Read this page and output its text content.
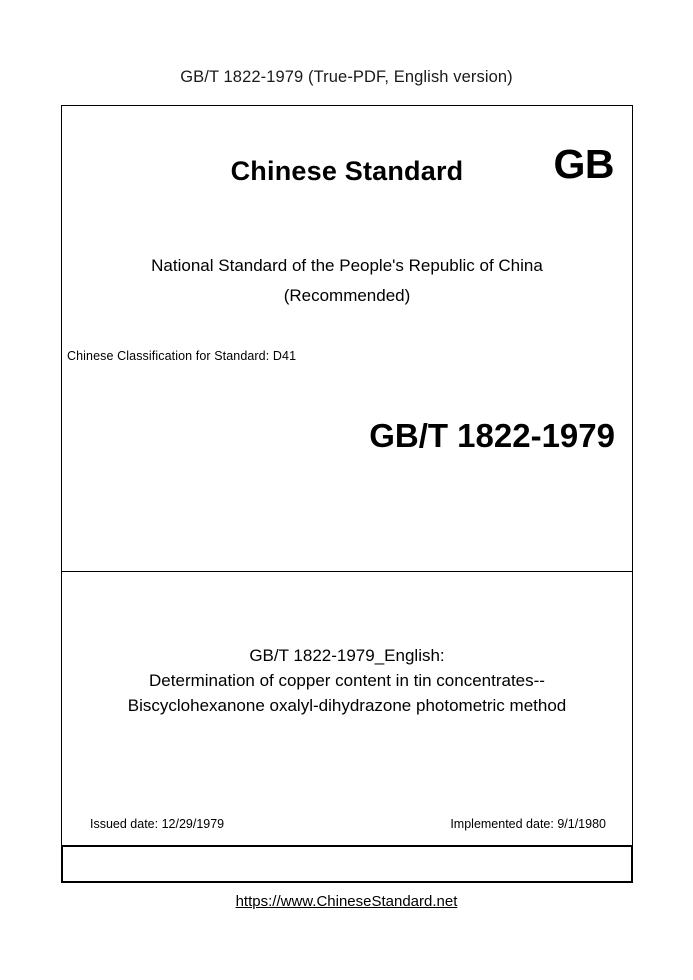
GB/T 1822-1979 (True-PDF, English version)
Chinese Standard	GB
National Standard of the People's Republic of China
(Recommended)
Chinese Classification for Standard: D41
GB/T 1822-1979
GB/T 1822-1979_English:
Determination of copper content in tin concentrates--
Biscyclohexanone oxalyl-dihydrazone photometric method
Issued date: 12/29/1979	Implemented date: 9/1/1980
https://www.ChineseStandard.net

——————————

*WHAT IS EXPECTED*
In the listing above, locate each line with "content" and copy it.

*OUTPUT OF THE TASK*
Read this page and output its text content.
Determination of copper content in tin concentrates--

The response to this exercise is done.